AIM ▸
Leave every picture out and write out the records below exactly.

RECORDS ▸
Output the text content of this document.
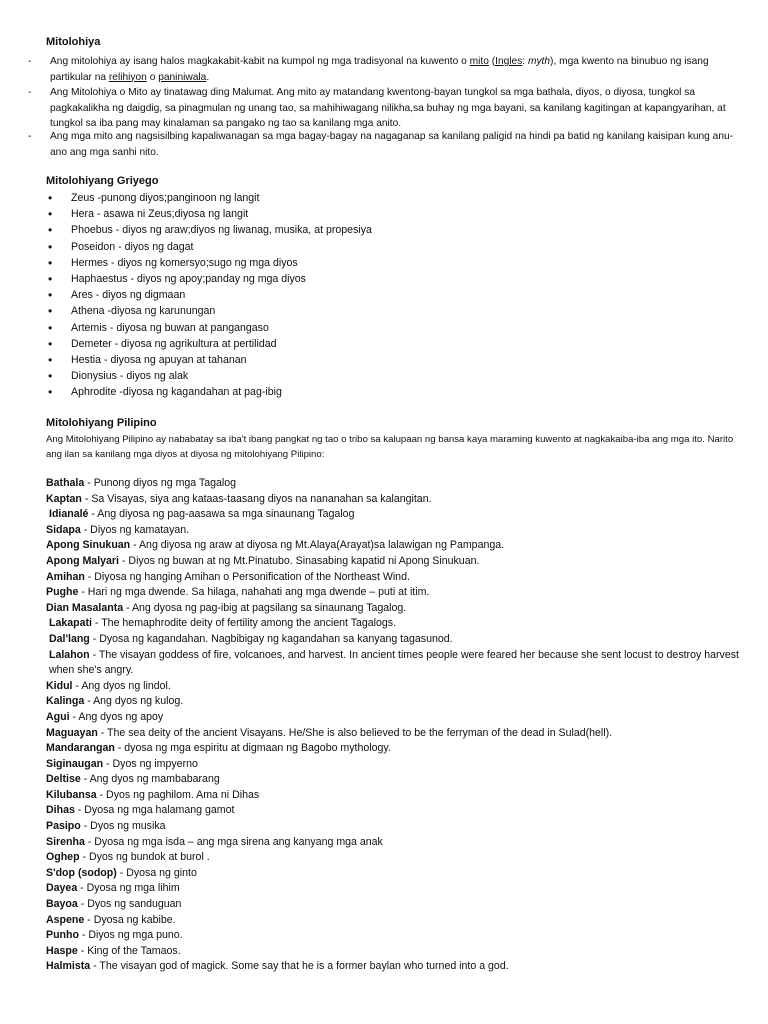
Mitolohiya
- Ang mitolohiya ay isang halos magkakabit-kabit na kumpol ng mga tradisyonal na kuwento o mito (Ingles: myth), mga kwento na binubuo ng isang partikular na relihiyon o paniniwala.
- Ang Mitolohiya o Mito ay tinatawag ding Malumat. Ang mito ay matandang kwentong-bayan tungkol sa mga bathala, diyos, o diyosa, tungkol sa pagkakalikha ng daigdig, sa pinagmulan ng unang tao, sa mahihiwagang nilikha,sa buhay ng mga bayani, sa kanilang kagitingan at kapangyarihan, at tungkol sa iba pang may kinalaman sa pangako ng tao sa kanilang mga anito.
- Ang mga mito ang nagsisilbing kapaliwanagan sa mga bagay-bagay na nagaganap sa kanilang paligid na hindi pa batid ng kanilang kaisipan kung anu-ano ang mga sanhi nito.
Mitolohiyang Griyego
• Zeus -punong diyos;panginoon ng langit
• Hera - asawa ni Zeus;diyosa ng langit
• Phoebus - diyos ng araw;diyos ng liwanag, musika, at propesiya
• Poseidon - diyos ng dagat
• Hermes - diyos ng komersyo;sugo ng mga diyos
• Haphaestus - diyos ng apoy;panday ng mga diyos
• Ares - diyos ng digmaan
• Athena -diyosa ng karunungan
• Artemis - diyosa ng buwan at pangangaso
• Demeter - diyosa ng agrikultura at pertilidad
• Hestia - diyosa ng apuyan at tahanan
• Dionysius - diyos ng alak
• Aphrodite -diyosa ng kagandahan at pag-ibig
Mitolohiyang Pilipino
Ang Mitolohiyang Pilipino ay nababatay sa iba't ibang pangkat ng tao o tribo sa kalupaan ng bansa kaya maraming kuwento at nagkakaiba-iba ang mga ito. Narito ang ilan sa kanilang mga diyos at diyosa ng mitolohiyang Pilipino:
Bathala - Punong diyos ng mga Tagalog
Kaptan - Sa Visayas, siya ang kataas-taasang diyos na nananahan sa kalangitan.
Idianalé - Ang diyosa ng pag-aasawa sa mga sinaunang Tagalog
Sidapa - Diyos ng kamatayan.
Apong Sinukuan - Ang diyosa ng araw at diyosa ng Mt.Alaya(Arayat)sa lalawigan ng Pampanga.
Apong Malyari - Diyos ng buwan at ng Mt.Pinatubo. Sinasabing kapatid ni Apong Sinukuan.
Amihan - Diyosa ng hanging Amihan o Personification of the Northeast Wind.
Pughe - Hari ng mga dwende. Sa hilaga, nahahati ang mga dwende – puti at itim.
Dian Masalanta - Ang dyosa ng pag-ibig at pagsilang sa sinaunang Tagalog.
Lakapati - The hemaphrodite deity of fertility among the ancient Tagalogs.
Dal'lang - Dyosa ng kagandahan. Nagbibigay ng kagandahan sa kanyang tagasunod.
Lalahon - The visayan goddess of fire, volcanoes, and harvest. In ancient times people were feared her because she sent locust to destroy harvest when she's angry.
Kidul - Ang dyos ng lindol.
Kalinga - Ang dyos ng kulog.
Agui - Ang dyos ng apoy
Maguayan - The sea deity of the ancient Visayans. He/She is also believed to be the ferryman of the dead in Sulad(hell).
Mandarangan - dyosa ng mga espiritu at digmaan ng Bagobo mythology.
Siginaugan - Dyos ng impyerno
Deltise - Ang dyos ng mambabarang
Kilubansa - Dyos ng paghilom. Ama ni Dihas
Dihas - Dyosa ng mga halamang gamot
Pasipo - Dyos ng musika
Sirenha - Dyosa ng mga isda – ang mga sirena ang kanyang mga anak
Oghep - Dyos ng bundok at burol .
S'dop (sodop) - Dyosa ng ginto
Dayea - Dyosa ng mga lihim
Bayoa - Dyos ng sanduguan
Aspene - Dyosa ng kabibe.
Punho - Diyos ng mga puno.
Haspe - King of the Tamaos.
Halmista - The visayan god of magick. Some say that he is a former baylan who turned into a god.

RESULT ▸
Output the text content of this document.
Mitolohiya
- Ang mitolohiya ay isang halos magkakabit-kabit na kumpol ng mga tradisyonal na kuwento o mito (Ingles: myth), mga kwento na binubuo ng isang partikular na relihiyon o paniniwala.
- Ang Mitolohiya o Mito ay tinatawag ding Malumat. Ang mito ay matandang kwentong-bayan tungkol sa mga bathala, diyos, o diyosa, tungkol sa pagkakalikha ng daigdig, sa pinagmulan ng unang tao, sa mahihiwagang nilikha,sa buhay ng mga bayani, sa kanilang kagitingan at kapangyarihan, at tungkol sa iba pang may kinalaman sa pangako ng tao sa kanilang mga anito.
- Ang mga mito ang nagsisilbing kapaliwanagan sa mga bagay-bagay na nagaganap sa kanilang paligid na hindi pa batid ng kanilang kaisipan kung anu-ano ang mga sanhi nito.
Mitolohiyang Griyego
• Zeus -punong diyos;panginoon ng langit
• Hera - asawa ni Zeus;diyosa ng langit
• Phoebus - diyos ng araw;diyos ng liwanag, musika, at propesiya
• Poseidon - diyos ng dagat
• Hermes - diyos ng komersyo;sugo ng mga diyos
• Haphaestus - diyos ng apoy;panday ng mga diyos
• Ares - diyos ng digmaan
• Athena -diyosa ng karunungan
• Artemis - diyosa ng buwan at pangangaso
• Demeter - diyosa ng agrikultura at pertilidad
• Hestia - diyosa ng apuyan at tahanan
• Dionysius - diyos ng alak
• Aphrodite -diyosa ng kagandahan at pag-ibig
Mitolohiyang Pilipino
Ang Mitolohiyang Pilipino ay nababatay sa iba't ibang pangkat ng tao o tribo sa kalupaan ng bansa kaya maraming kuwento at nagkakaiba-iba ang mga ito. Narito ang ilan sa kanilang mga diyos at diyosa ng mitolohiyang Pilipino:
Bathala - Punong diyos ng mga Tagalog
Kaptan - Sa Visayas, siya ang kataas-taasang diyos na nananahan sa kalangitan.
Idianalé - Ang diyosa ng pag-aasawa sa mga sinaunang Tagalog
Sidapa - Diyos ng kamatayan.
Apong Sinukuan - Ang diyosa ng araw at diyosa ng Mt.Alaya(Arayat)sa lalawigan ng Pampanga.
Apong Malyari - Diyos ng buwan at ng Mt.Pinatubo. Sinasabing kapatid ni Apong Sinukuan.
Amihan - Diyosa ng hanging Amihan o Personification of the Northeast Wind.
Pughe - Hari ng mga dwende. Sa hilaga, nahahati ang mga dwende – puti at itim.
Dian Masalanta - Ang dyosa ng pag-ibig at pagsilang sa sinaunang Tagalog.
Lakapati - The hemaphrodite deity of fertility among the ancient Tagalogs.
Dal'lang - Dyosa ng kagandahan. Nagbibigay ng kagandahan sa kanyang tagasunod.
Lalahon - The visayan goddess of fire, volcanoes, and harvest. In ancient times people were feared her because she sent locust to destroy harvest when she's angry.
Kidul - Ang dyos ng lindol.
Kalinga - Ang dyos ng kulog.
Agui - Ang dyos ng apoy
Maguayan - The sea deity of the ancient Visayans. He/She is also believed to be the ferryman of the dead in Sulad(hell).
Mandarangan - dyosa ng mga espiritu at digmaan ng Bagobo mythology.
Siginaugan - Dyos ng impyerno
Deltise - Ang dyos ng mambabarang
Kilubansa - Dyos ng paghilom. Ama ni Dihas
Dihas - Dyosa ng mga halamang gamot
Pasipo - Dyos ng musika
Sirenha - Dyosa ng mga isda – ang mga sirena ang kanyang mga anak
Oghep - Dyos ng bundok at burol .
S'dop (sodop) - Dyosa ng ginto
Dayea - Dyosa ng mga lihim
Bayoa - Dyos ng sanduguan
Aspene - Dyosa ng kabibe.
Punho - Diyos ng mga puno.
Haspe - King of the Tamaos.
Halmista - The visayan god of magick. Some say that he is a former baylan who turned into a god.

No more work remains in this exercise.